- [Excerpted passage]:
——

So after riding for a while, the hat fell off again. His disciples saw it on the list, so they
picked it up. The guru's cane then fell
from the horse, so after checking the list, the disciples picked it up. After some time, the horse sped up to a
gallop, and the disciples had to run behind to keep up. The the horse rode under a low branch, and
this branch knocked Guru Paramartha to
the ground unconscious. When the disciples
looked at the list, they couldn't find "Guru Paramartha" anywhere, so
they walked off and left him.
One
other time, Guru Paramartha was
instructing his disciples that they had to come to the mode of goodness before
advancing. And this meant that they had
to eat in the mode of goodness. After
instructing his disciples, Guru
Paramartha, being a yogi, went into samadhi, and his disciples began to talk
amongst themselves. "Guruji has
told us to eat in the mode of goodness.
So what can we eat that is in the mode of goodness?" One disciple piped up, "I remember
guruji saying once that the cow was in the mode of goodness." The disciples then set off to find a cow, and
when they did they slaughtered it and took it back tothe asrama to eat. The guru was just coming out if trance when
he saw what his disciples were eating.
"You fools!" he screamed.
"You have just committed the greatest sin by eating your
mother! What do you think you are
doing?" One disciple replied, "We
are just trying to eat in the mode of goodness, like you told us." "The cow is in the mode of goodness,
yes, but you're not supposed to eat her!
Find something which is really in goodness." So then
Guru Paramartha went back into samadhi, and his disciples again talked
amongst themselves. "Well
then," one said, "What is in the mode of goodness." After a long silence one said, "I
know. Guruji is in the mode of
goodness."
Guru
Paramartha and his five disciples represent everything bogus. They are simply the personification of
bogusness. Whatever bogus philosophy
there is, Guru Paramarta will teach it to his disciples. And whatever bogus activity there may be, his
disciples will engage in it. The point
of these stories is not only to make us laugh, but to show us the foolishness
of material endeavour, especially of the sort which is sometimes passed off
among ordinary people as something spiritual.

——

- [Tasks to complete]:
1. Print the passage about Guru Paramartha and his disciples word for word.
2. In the rows below, render the lines starting at the one containing "- x-axis-label: Linear" and ending at the one containing "- x-tick-label-6: 6: [582, 694, 601, 732]" as a Markdown table with the columns No. and Line, omitting any blank lines.

——

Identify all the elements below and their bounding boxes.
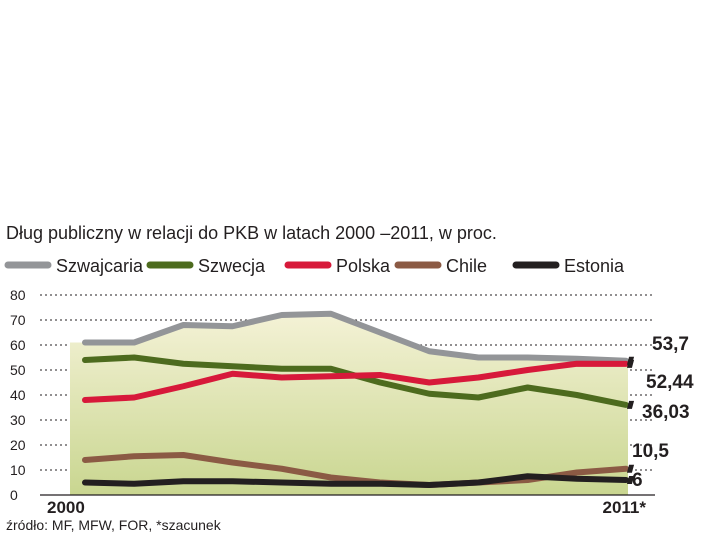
legend-label: Polska — [336, 256, 391, 276]
end-value-label: 10,5 — [632, 441, 669, 462]
legend-label: Chile — [446, 256, 487, 276]
y-tick-label: 30 — [10, 412, 26, 428]
x-tick-label: 2000 — [47, 498, 85, 517]
y-tick-label: 20 — [10, 437, 26, 453]
series-line-polska — [82, 360, 629, 403]
y-tick-label: 0 — [10, 487, 18, 503]
end-value-label: 36,03 — [642, 402, 690, 423]
y-tick-label: 80 — [10, 287, 26, 303]
y-tick-label: 40 — [10, 387, 26, 403]
end-marker — [626, 359, 635, 368]
legend-label: Szwajcaria — [56, 256, 144, 276]
x-tick-label: 2011* — [603, 498, 647, 517]
end-marker — [626, 464, 635, 473]
y-tick-label: 50 — [10, 362, 26, 378]
y-axis: 0 10 20 30 40 50 60 70 80 — [10, 287, 26, 503]
chart-title: Dług publiczny w relacji do PKB w latach… — [6, 223, 497, 243]
end-value-label: 6 — [632, 470, 643, 491]
background-area — [70, 313, 628, 495]
end-value-label: 52,44 — [646, 372, 694, 393]
legend: Szwajcaria Szwecja Polska Chile Estonia — [4, 256, 625, 276]
legend-label: Szwecja — [198, 256, 266, 276]
y-tick-label: 60 — [10, 337, 26, 353]
end-marker — [626, 400, 635, 409]
end-value-label: 53,7 — [652, 334, 689, 355]
y-tick-label: 70 — [10, 312, 26, 328]
x-axis: 2000 2011* — [47, 498, 646, 517]
series-lines — [82, 310, 629, 488]
end-marker — [626, 476, 635, 484]
series-line-szwajcaria — [82, 310, 629, 364]
end-labels: 53,7 36,03 52,44 10,5 6 — [626, 334, 694, 491]
legend-label: Estonia — [564, 256, 625, 276]
source-note: źródło: MF, MFW, FOR, *szacunek — [6, 517, 222, 533]
y-tick-label: 10 — [10, 462, 26, 478]
series-line-estonia — [82, 473, 629, 488]
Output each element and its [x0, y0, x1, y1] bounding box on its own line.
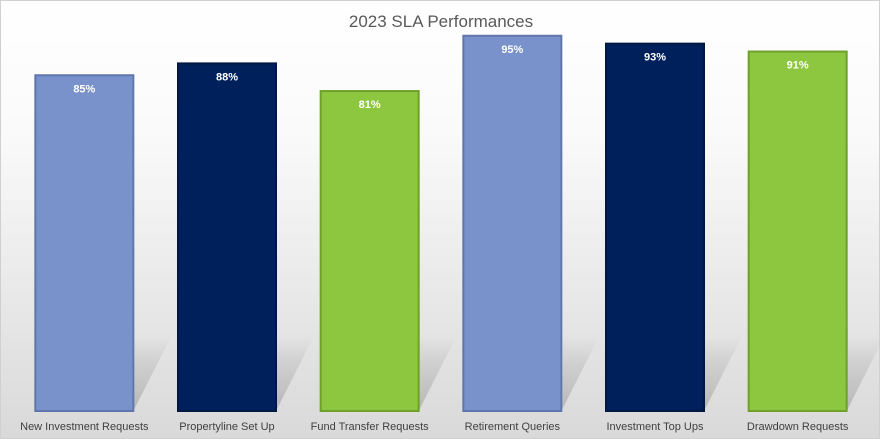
bar: [462, 34, 563, 412]
category-tick-label: Propertyline Set Up: [179, 421, 274, 433]
bar: [319, 90, 420, 413]
data-label: 88%: [216, 71, 238, 83]
bar: [34, 74, 135, 412]
category-tick-label: New Investment Requests: [20, 421, 149, 433]
category-tick-label: Fund Transfer Requests: [311, 421, 430, 433]
data-label: 81%: [359, 99, 381, 111]
bar: [747, 50, 848, 413]
category-tick-label: Investment Top Ups: [606, 421, 704, 433]
category-tick-label: Retirement Queries: [465, 421, 561, 433]
category-tick-label: Drawdown Requests: [747, 421, 849, 433]
bars: [34, 34, 848, 413]
data-label: 85%: [73, 83, 95, 95]
data-labels: 85% 88% 81% 95% 93% 91%: [73, 44, 809, 111]
data-label: 95%: [501, 44, 523, 56]
bar: [605, 42, 705, 413]
bar: [177, 62, 277, 413]
data-label: 91%: [787, 60, 809, 72]
category-axis-labels: New Investment Requests Propertyline Set …: [20, 421, 849, 433]
data-label: 93%: [644, 52, 666, 64]
chart-title: 2023 SLA Performances: [349, 12, 533, 31]
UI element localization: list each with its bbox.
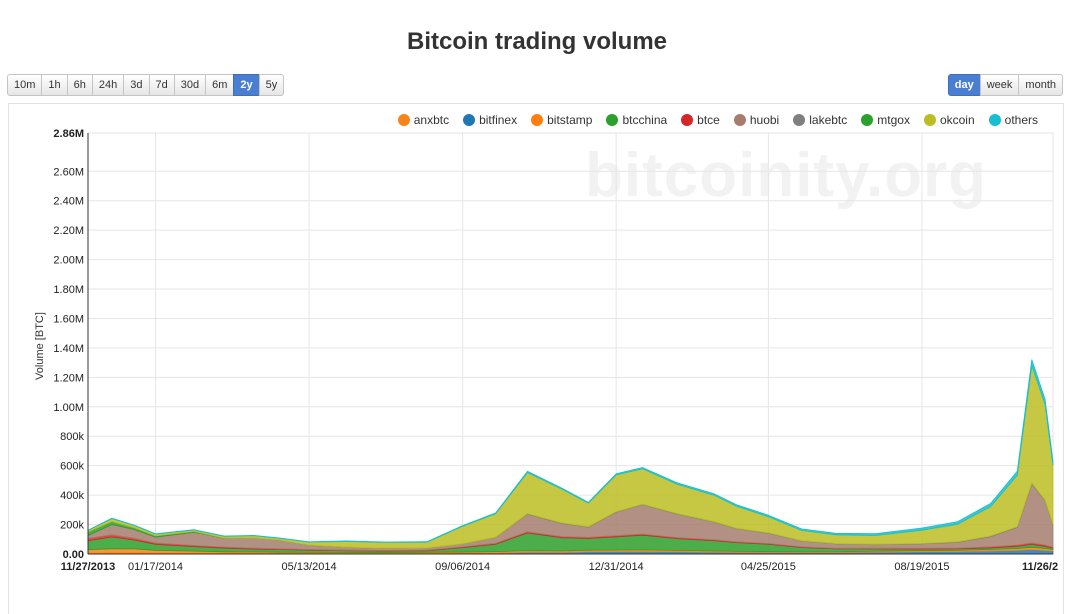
x-tick-label: 09/06/2014 xyxy=(435,561,490,573)
y-tick-label: 2.60M xyxy=(53,166,84,178)
legend-label: btcchina xyxy=(622,113,667,127)
y-tick-label: 1.00M xyxy=(53,402,84,414)
x-tick-label: 05/13/2014 xyxy=(282,561,337,573)
legend-label: lakebtc xyxy=(809,113,847,127)
legend-item-btce[interactable]: btce xyxy=(681,113,720,127)
chart-legend: anxbtc bitfinex bitstamp btcchina btce huobi l… xyxy=(398,113,1038,127)
x-tick-label: 04/25/2015 xyxy=(741,561,796,573)
y-tick-label: 2.00M xyxy=(53,255,84,267)
legend-item-btcchina[interactable]: btcchina xyxy=(606,113,667,127)
legend-dot-icon xyxy=(398,114,410,126)
legend-item-bitstamp[interactable]: bitstamp xyxy=(531,113,592,127)
y-tick-label: 2.20M xyxy=(53,225,84,237)
legend-dot-icon xyxy=(463,114,475,126)
y-tick-label: 2.86M xyxy=(53,128,84,140)
legend-dot-icon xyxy=(681,114,693,126)
legend-dot-icon xyxy=(606,114,618,126)
legend-label: bitstamp xyxy=(547,113,592,127)
legend-dot-icon xyxy=(734,114,746,126)
x-tick-label: 12/31/2014 xyxy=(589,561,644,573)
y-axis-label: Volume [BTC] xyxy=(34,296,46,396)
area-series-okcoin xyxy=(88,365,1053,548)
y-tick-label: 1.20M xyxy=(53,372,84,384)
legend-label: bitfinex xyxy=(479,113,517,127)
x-tick-label: 08/19/2015 xyxy=(894,561,949,573)
y-tick-label: 800k xyxy=(60,431,84,443)
legend-dot-icon xyxy=(989,114,1001,126)
x-tick-label: 01/17/2014 xyxy=(128,561,183,573)
y-tick-label: 1.60M xyxy=(53,313,84,325)
legend-dot-icon xyxy=(924,114,936,126)
legend-label: mtgox xyxy=(877,113,910,127)
y-tick-label: 1.80M xyxy=(53,284,84,296)
y-tick-label: 200k xyxy=(60,520,84,532)
y-tick-label: 0.00 xyxy=(63,549,84,561)
legend-dot-icon xyxy=(861,114,873,126)
legend-dot-icon xyxy=(793,114,805,126)
y-tick-label: 2.40M xyxy=(53,196,84,208)
legend-label: anxbtc xyxy=(414,113,449,127)
legend-item-mtgox[interactable]: mtgox xyxy=(861,113,910,127)
legend-item-others[interactable]: others xyxy=(989,113,1038,127)
legend-item-anxbtc[interactable]: anxbtc xyxy=(398,113,449,127)
legend-label: huobi xyxy=(750,113,779,127)
legend-item-lakebtc[interactable]: lakebtc xyxy=(793,113,847,127)
y-tick-label: 400k xyxy=(60,490,84,502)
x-tick-label: 11/26/2 xyxy=(1022,561,1058,573)
legend-item-huobi[interactable]: huobi xyxy=(734,113,779,127)
x-tick-label: 11/27/2013 xyxy=(61,561,115,573)
legend-label: okcoin xyxy=(940,113,975,127)
y-tick-label: 600k xyxy=(60,461,84,473)
legend-item-bitfinex[interactable]: bitfinex xyxy=(463,113,517,127)
legend-label: btce xyxy=(697,113,720,127)
legend-dot-icon xyxy=(531,114,543,126)
y-tick-label: 1.40M xyxy=(53,343,84,355)
legend-label: others xyxy=(1005,113,1038,127)
legend-item-okcoin[interactable]: okcoin xyxy=(924,113,975,127)
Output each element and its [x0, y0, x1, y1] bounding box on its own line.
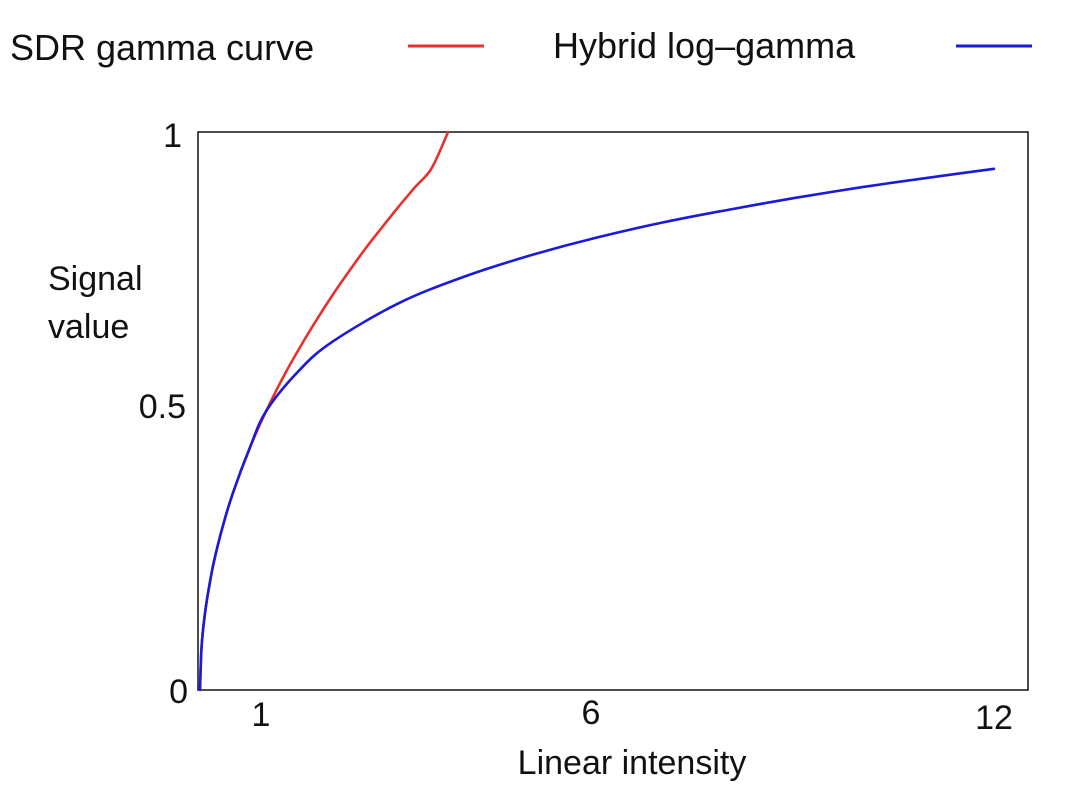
- x-axis-label: Linear intensity: [518, 744, 747, 782]
- x-tick-label-1: 1: [252, 696, 271, 734]
- series-layer: [198, 130, 996, 692]
- x-tick-label-12: 12: [975, 699, 1013, 737]
- series-line-sdr-gamma: [198, 130, 450, 692]
- legend: SDR gamma curve Hybrid log–gamma: [10, 25, 1032, 68]
- y-axis-label: Signal value: [48, 260, 143, 346]
- y-tick-label-1: 1: [163, 117, 182, 155]
- y-tick-label-0: 0: [169, 673, 188, 711]
- y-tick-labels: 1 0.5 0: [139, 117, 188, 711]
- y-axis-label-line-1: Signal: [48, 260, 143, 298]
- series-line-hybrid-log-gamma: [198, 167, 996, 692]
- x-tick-label-6: 6: [582, 694, 601, 732]
- y-tick-label-0-5: 0.5: [139, 388, 186, 426]
- legend-label-hlg: Hybrid log–gamma: [553, 25, 856, 66]
- legend-label-sdr: SDR gamma curve: [10, 27, 314, 68]
- y-axis-label-line-2: value: [48, 308, 129, 346]
- plot-frame: [197, 131, 1029, 691]
- x-tick-labels: 1 6 12: [252, 694, 1013, 737]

——

- [Task responses]:
1.
So after riding for a while, the hat fell off again. His disciples saw it on the list, so they
picked it up. The guru's cane then fell
from the horse, so after checking the list, the disciples picked it up. After some time, the horse sped up to a
gallop, and the disciples had to run behind to keep up. The the horse rode under a low branch, and
this branch knocked Guru Paramartha to
the ground unconscious. When the disciples
looked at the list, they couldn't find "Guru Paramartha" anywhere, so
they walked off and left him.
One
other time, Guru Paramartha was
instructing his disciples that they had to come to the mode of goodness before
advancing. And this meant that they had
to eat in the mode of goodness. After
instructing his disciples, Guru
Paramartha, being a yogi, went into samadhi, and his disciples began to talk
amongst themselves. "Guruji has
told us to eat in the mode of goodness.
So what can we eat that is in the mode of goodness?" One disciple piped up, "I remember
guruji saying once that the cow was in the mode of goodness." The disciples then set off to find a cow, and
when they did they slaughtered it and took it back tothe asrama to eat. The guru was just coming out if trance when
he saw what his disciples were eating.
"You fools!" he screamed.
"You have just committed the greatest sin by eating your
mother! What do you think you are
doing?" One disciple replied, "We
are just trying to eat in the mode of goodness, like you told us." "The cow is in the mode of goodness,
yes, but you're not supposed to eat her!
Find something which is really in goodness." So then
Guru Paramartha went back into samadhi, and his disciples again talked
amongst themselves. "Well
then," one said, "What is in the mode of goodness." After a long silence one said, "I
know. Guruji is in the mode of
goodness."
Guru
Paramartha and his five disciples represent everything bogus. They are simply the personification of
bogusness. Whatever bogus philosophy
there is, Guru Paramarta will teach it to his disciples. And whatever bogus activity there may be, his
disciples will engage in it. The point
of these stories is not only to make us laugh, but to show us the foolishness
of material endeavour, especially of the sort which is sometimes passed off
among ordinary people as something spiritual.

2.
| No. | Line |
|---|---|
| 1 | - x-axis-label: Linear intensity: [518, 744, 747, 782] |
| 2 | - x-tick-label-1: 1: [252, 696, 271, 734] |
| 3 | - series-layer: [198, 130, 996, 692] |
| 4 | - x-tick-label-12: 12: [975, 699, 1013, 737] |
| 5 | - series-line-sdr-gamma: [198, 130, 450, 692] |
| 6 | - legend: SDR gamma curve Hybrid log–gamma: [10, 25, 1032, 68] |
| 7 | - y-axis-label: Signal value: [48, 260, 143, 346] |
| 8 | - y-tick-label-1: 1: [163, 117, 182, 155] |
| 9 | - y-tick-label-0: 0: [169, 673, 188, 711] |
| 10 | - y-tick-labels: 1 0.5 0: [139, 117, 188, 711] |
| 11 | - y-axis-label-line-1: Signal: [48, 260, 143, 298] |
| 12 | - series-line-hybrid-log-gamma: [198, 167, 996, 692] |
| 13 | - x-tick-label-6: 6: [582, 694, 601, 732] |